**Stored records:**
________

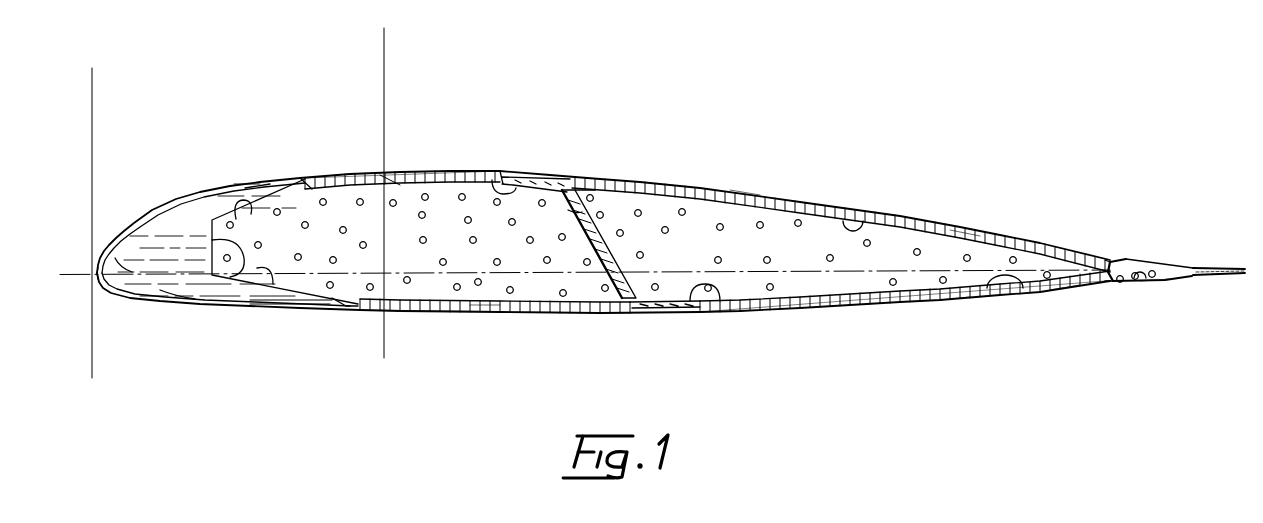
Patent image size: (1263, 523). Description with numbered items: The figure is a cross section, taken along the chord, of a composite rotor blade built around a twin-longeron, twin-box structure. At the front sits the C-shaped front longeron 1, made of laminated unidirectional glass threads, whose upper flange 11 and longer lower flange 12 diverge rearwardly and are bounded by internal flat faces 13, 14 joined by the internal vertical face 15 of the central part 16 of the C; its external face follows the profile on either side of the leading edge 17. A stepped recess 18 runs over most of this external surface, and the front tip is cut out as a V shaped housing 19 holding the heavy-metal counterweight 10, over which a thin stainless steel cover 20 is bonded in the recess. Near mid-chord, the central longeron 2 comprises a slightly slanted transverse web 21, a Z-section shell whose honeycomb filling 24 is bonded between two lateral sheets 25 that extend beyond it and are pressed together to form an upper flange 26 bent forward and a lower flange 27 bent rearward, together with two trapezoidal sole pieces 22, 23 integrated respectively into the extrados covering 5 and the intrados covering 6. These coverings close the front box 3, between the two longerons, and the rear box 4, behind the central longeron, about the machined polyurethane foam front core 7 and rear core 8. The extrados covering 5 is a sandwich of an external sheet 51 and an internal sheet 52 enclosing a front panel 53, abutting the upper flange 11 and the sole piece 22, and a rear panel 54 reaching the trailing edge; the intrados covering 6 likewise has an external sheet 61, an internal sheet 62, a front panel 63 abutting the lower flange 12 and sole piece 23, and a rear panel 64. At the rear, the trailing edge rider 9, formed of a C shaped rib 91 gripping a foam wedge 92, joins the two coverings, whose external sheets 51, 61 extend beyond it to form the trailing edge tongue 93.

The front longeron 1 is at (170, 225).
The central longeron 2 is at (514, 157).
The front box 3 is at (418, 318).
The rear box 4 is at (883, 320).
The extrados covering 5 is at (666, 183).
The intrados covering 6 is at (768, 316).
The front filling core 7 is at (538, 284).
The rear filling core 8 is at (820, 287).
The trailing edge rider 9 is at (1128, 258).
The counterweight 10 is at (108, 290).
The upper flange 11 is at (283, 190).
The lower flange 12 is at (340, 306).
The internal flat face 13 is at (243, 209).
The internal flat face 14 is at (270, 286).
The internal vertical face 15 is at (232, 274).
The central part 16 is at (155, 268).
The leading edge 17 is at (93, 270).
The stepped recess 18 is at (182, 294).
The V shaped housing 19 is at (124, 248).
The cover 20 is at (290, 305).
The transverse web 21 is at (608, 218).
The sole piece 22 is at (548, 176).
The sole piece 23 is at (652, 309).
The filling 24 is at (612, 250).
The lateral sheet 25 is at (570, 220).
The upper flange 26 is at (492, 188).
The lower flange 27 is at (708, 302).
The external sheet 51 is at (750, 197).
The internal sheet 52 is at (866, 207).
The front panel 53 is at (392, 185).
The rear panel 54 is at (965, 236).
The external sheet 61 is at (957, 300).
The internal sheet 62 is at (1002, 287).
The front panel 63 is at (490, 307).
The rear panel 64 is at (1062, 288).
The C shaped rib 91 is at (1145, 284).
The wedge 92 is at (1143, 266).
The trailing edge tongue 93 is at (1228, 277).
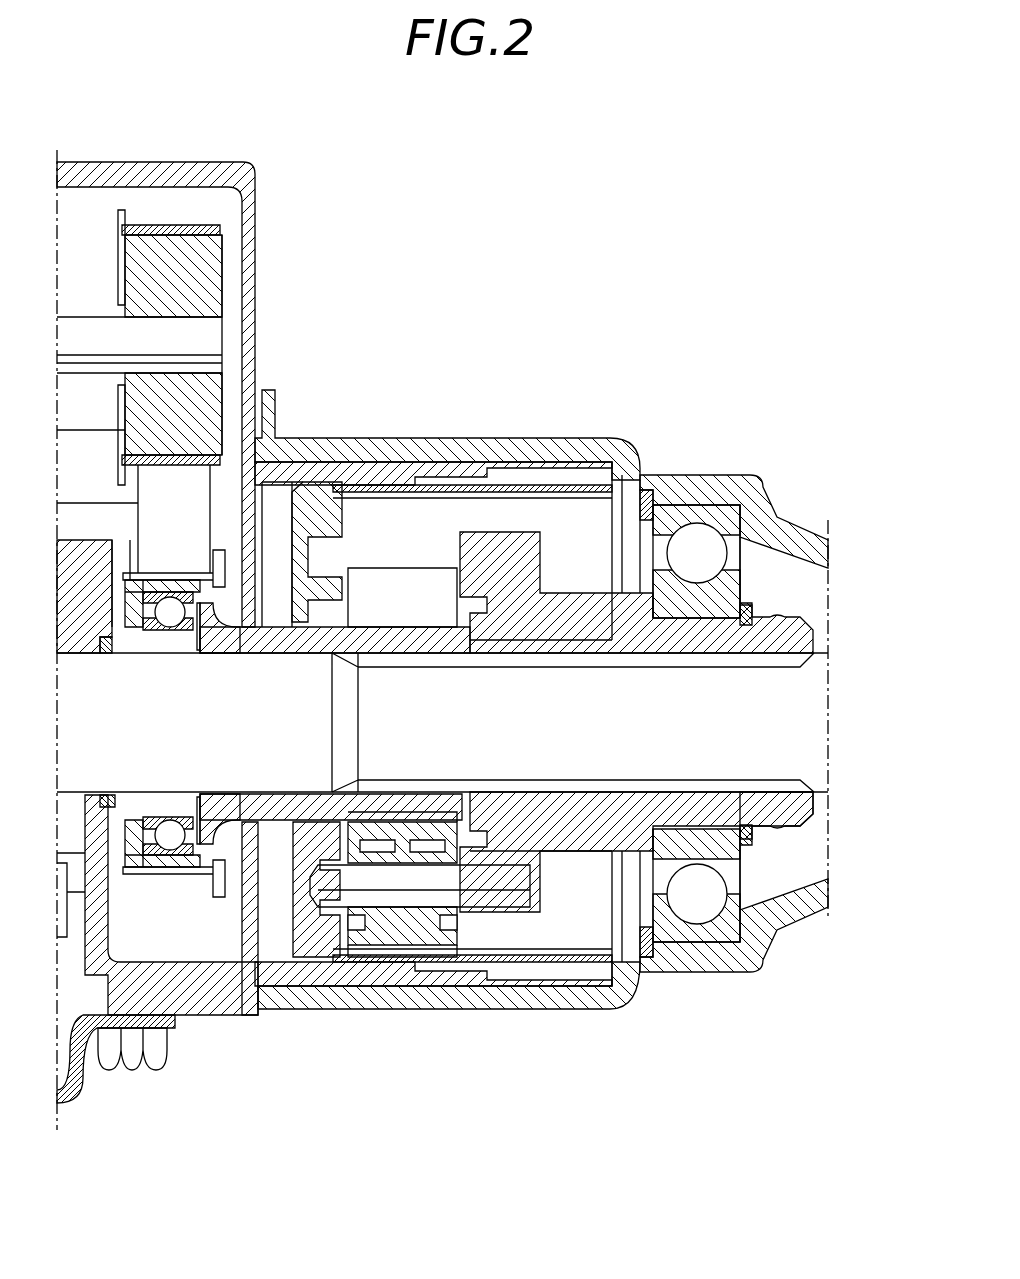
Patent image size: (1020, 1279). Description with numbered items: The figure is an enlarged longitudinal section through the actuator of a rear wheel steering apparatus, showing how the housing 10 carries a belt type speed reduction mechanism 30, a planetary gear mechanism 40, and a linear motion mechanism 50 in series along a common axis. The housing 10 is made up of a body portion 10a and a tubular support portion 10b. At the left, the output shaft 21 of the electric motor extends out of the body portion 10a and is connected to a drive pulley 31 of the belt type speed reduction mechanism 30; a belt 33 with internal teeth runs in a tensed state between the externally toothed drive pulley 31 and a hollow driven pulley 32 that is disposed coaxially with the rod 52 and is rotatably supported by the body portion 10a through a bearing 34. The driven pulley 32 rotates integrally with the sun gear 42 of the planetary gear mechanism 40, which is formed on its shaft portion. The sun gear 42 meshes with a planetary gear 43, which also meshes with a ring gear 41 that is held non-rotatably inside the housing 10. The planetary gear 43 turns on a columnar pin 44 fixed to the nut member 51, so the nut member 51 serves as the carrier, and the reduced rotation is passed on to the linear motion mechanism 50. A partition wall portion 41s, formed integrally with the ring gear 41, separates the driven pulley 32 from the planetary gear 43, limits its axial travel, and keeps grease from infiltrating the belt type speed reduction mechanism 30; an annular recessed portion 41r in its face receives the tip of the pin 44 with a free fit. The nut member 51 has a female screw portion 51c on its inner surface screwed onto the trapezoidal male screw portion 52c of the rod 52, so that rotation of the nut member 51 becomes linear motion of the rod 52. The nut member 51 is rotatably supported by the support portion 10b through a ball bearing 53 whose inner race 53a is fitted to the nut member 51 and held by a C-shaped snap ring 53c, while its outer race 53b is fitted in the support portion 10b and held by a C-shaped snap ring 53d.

The housing 10 is at (178, 599).
The body portion 10a is at (148, 170).
The tubular support portion 10b is at (355, 445).
The output shaft 21 is at (212, 320).
The belt type speed reduction mechanism 30 is at (194, 341).
The drive pulley 31 is at (200, 258).
The driven pulley 32 is at (210, 812).
The belt 33 is at (185, 498).
The bearing 34 is at (172, 850).
The planetary gear mechanism 40 is at (407, 562).
The ring gear 41 is at (390, 965).
The partition wall portion 41s is at (293, 905).
The annular recessed portion 41r is at (318, 905).
The sun gear 42 is at (430, 625).
The planetary gear 43 is at (385, 950).
The pin 44 is at (558, 840).
The linear motion mechanism 50 is at (570, 580).
The nut member 51 is at (600, 860).
The female screw portion 51c is at (765, 785).
The rod 52 is at (825, 690).
The male screw portion 52c is at (689, 798).
The bearing 53 is at (761, 714).
The inner race 53a is at (753, 605).
The outer race 53b is at (700, 510).
The C-shaped snap ring 53c is at (760, 600).
The C-shaped snap ring 53d is at (645, 500).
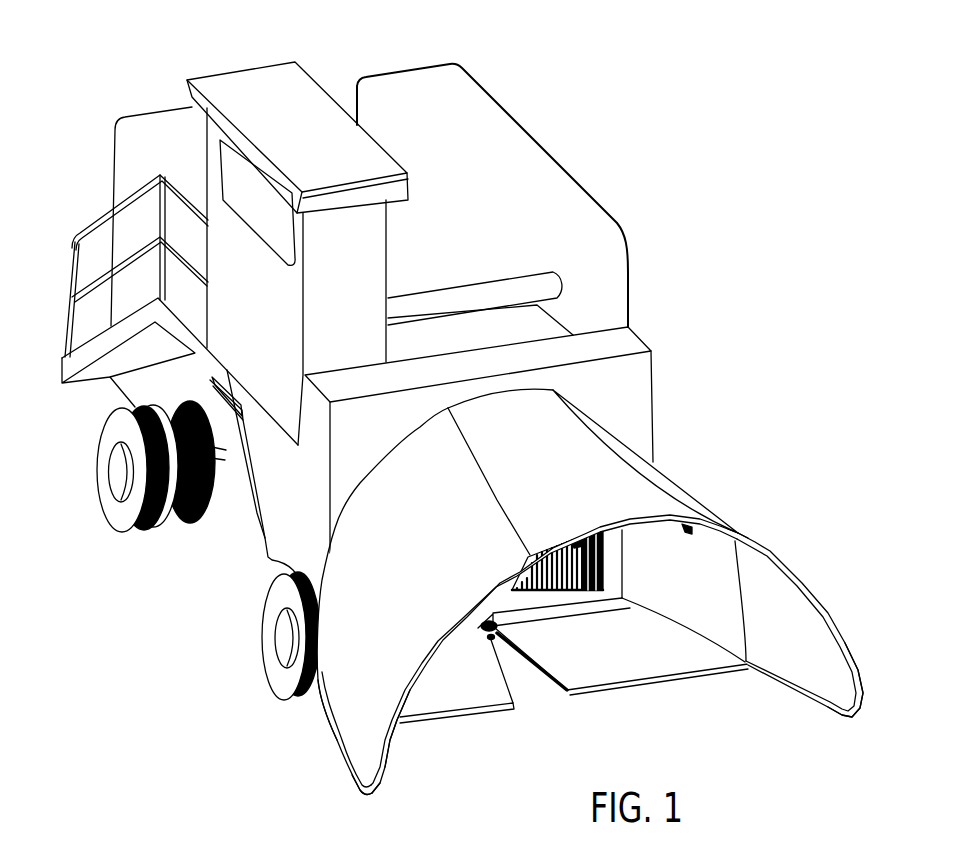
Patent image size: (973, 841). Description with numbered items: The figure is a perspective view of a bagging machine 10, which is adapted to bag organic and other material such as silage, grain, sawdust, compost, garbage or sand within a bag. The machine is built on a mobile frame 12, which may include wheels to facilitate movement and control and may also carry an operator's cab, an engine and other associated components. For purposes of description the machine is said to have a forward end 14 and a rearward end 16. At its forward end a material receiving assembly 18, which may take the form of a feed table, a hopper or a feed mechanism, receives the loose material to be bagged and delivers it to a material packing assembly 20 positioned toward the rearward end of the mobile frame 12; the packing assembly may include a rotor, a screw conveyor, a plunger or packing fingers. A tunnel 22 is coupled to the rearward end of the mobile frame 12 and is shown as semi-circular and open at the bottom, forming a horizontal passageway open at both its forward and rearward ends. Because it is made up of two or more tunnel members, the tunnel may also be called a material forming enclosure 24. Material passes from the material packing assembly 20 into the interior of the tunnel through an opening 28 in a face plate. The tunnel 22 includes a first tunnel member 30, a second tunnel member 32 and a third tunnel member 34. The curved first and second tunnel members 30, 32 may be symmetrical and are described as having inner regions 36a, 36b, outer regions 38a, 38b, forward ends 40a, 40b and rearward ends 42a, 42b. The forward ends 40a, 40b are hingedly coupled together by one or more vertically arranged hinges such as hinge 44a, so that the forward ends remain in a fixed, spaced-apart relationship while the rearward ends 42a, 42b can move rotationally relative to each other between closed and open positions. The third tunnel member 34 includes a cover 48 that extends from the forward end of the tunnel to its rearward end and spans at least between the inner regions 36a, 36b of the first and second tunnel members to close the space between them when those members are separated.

The bagging machine 10 is at (650, 147).
The mobile frame 12 is at (181, 569).
The forward end 14 is at (108, 82).
The rearward end 16 is at (443, 793).
The material receiving assembly 18 is at (417, 100).
The material packing assembly 20 is at (592, 311).
The tunnel 22 is at (786, 425).
The material forming enclosure 24 is at (742, 497).
The opening 28 is at (587, 560).
The first tunnel member 30 is at (352, 703).
The second tunnel member 32 is at (745, 526).
The third tunnel member 34 is at (576, 454).
The inner region 36a is at (586, 540).
The inner region 36b is at (682, 538).
The outer region 38a is at (342, 785).
The outer region 38b is at (838, 722).
The forward end 40a is at (428, 421).
The forward end 40b is at (588, 404).
The rearward end 42a is at (393, 728).
The rearward end 42b is at (840, 627).
The hinge 44a is at (495, 645).
The cover 48 is at (500, 470).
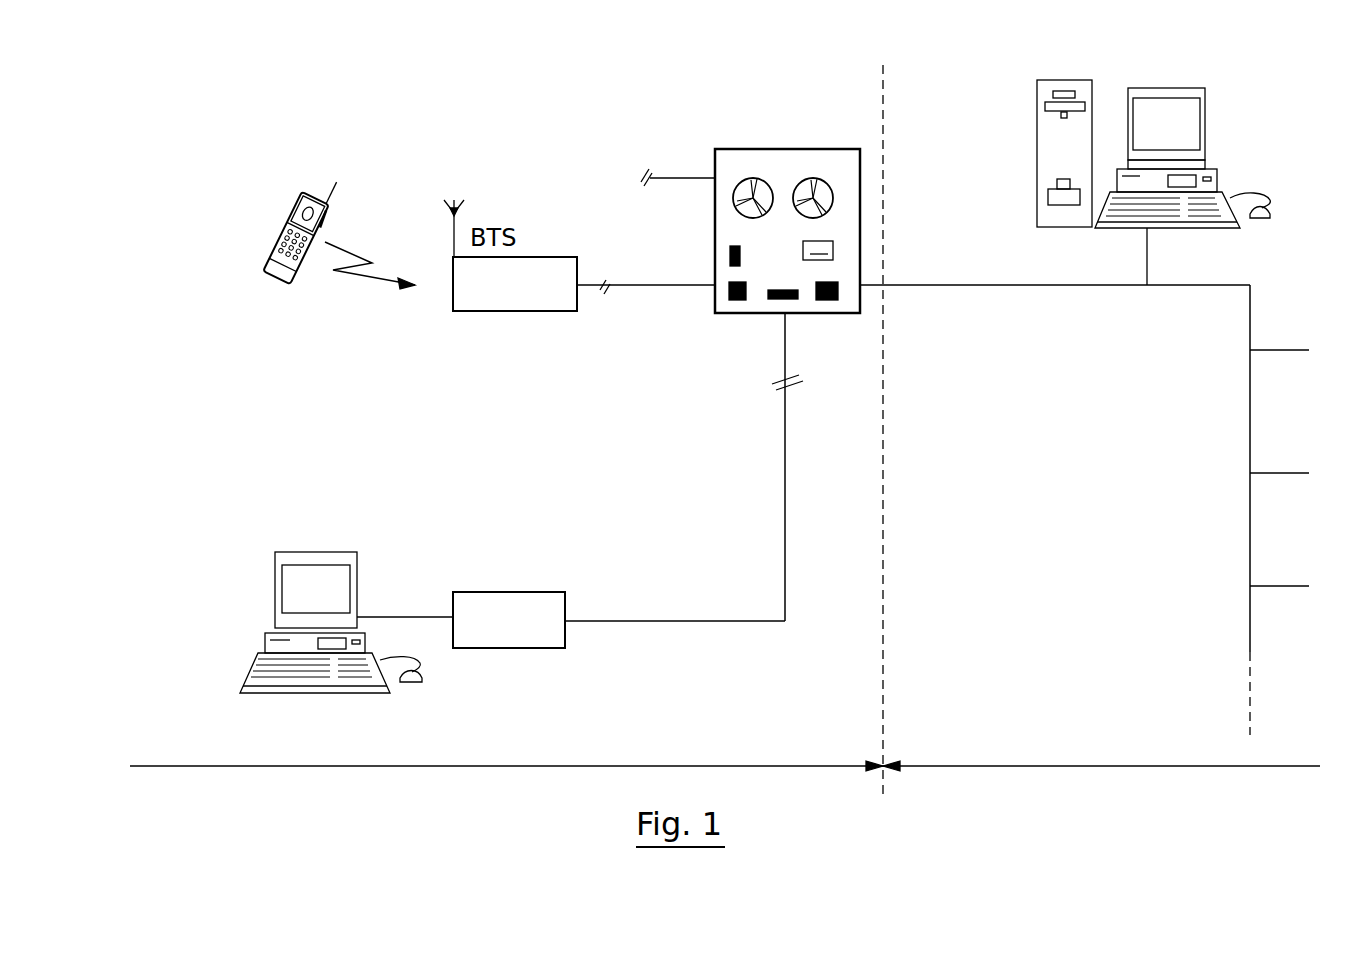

________

Starting at the top of the lines and ending with the one containing "The central longeron 2 is at (514, 157).", give them again with "cross section" swapped for "sectional view", all else unchanged. Omit the pictures.

Patent image size: (1263, 523). Description with numbered items: The figure is a sectional view, taken along the chord, of a composite rotor blade built around a twin-longeron, twin-box structure. At the front sits the C-shaped front longeron 1, made of laminated unidirectional glass threads, whose upper flange 11 and longer lower flange 12 diverge rearwardly and are bounded by internal flat faces 13, 14 joined by the internal vertical face 15 of the central part 16 of the C; its external face follows the profile on either side of the leading edge 17. A stepped recess 18 runs over most of this external surface, and the front tip is cut out as a V shaped housing 19 holding the heavy-metal counterweight 10, over which a thin stainless steel cover 20 is bonded in the recess. Near mid-chord, the central longeron 2 comprises a slightly slanted transverse web 21, a Z-section shell whose honeycomb filling 24 is bonded between two lateral sheets 25 that extend beyond it and are pressed together to form an upper flange 26 bent forward and a lower flange 27 bent rearward, together with two trapezoidal sole pieces 22, 23 integrated respectively into the extrados covering 5 and the intrados covering 6. These coverings close the front box 3, between the two longerons, and the rear box 4, behind the central longeron, about the machined polyurethane foam front core 7 and rear core 8. The extrados covering 5 is a sandwich of an external sheet 51 and an internal sheet 52 enclosing a front panel 53, abutting the upper flange 11 and the sole piece 22, and a rear panel 54 reaching the trailing edge; the intrados covering 6 likewise has an external sheet 61, an internal sheet 62, a front panel 63 abutting the lower flange 12 and sole piece 23, and a rear panel 64. At the rear, the trailing edge rider 9, formed of a C shaped rib 91 gripping a foam wedge 92, joins the two coverings, whose external sheets 51, 61 extend beyond it to form the trailing edge tongue 93.

The front longeron 1 is at (170, 225).
The central longeron 2 is at (514, 157).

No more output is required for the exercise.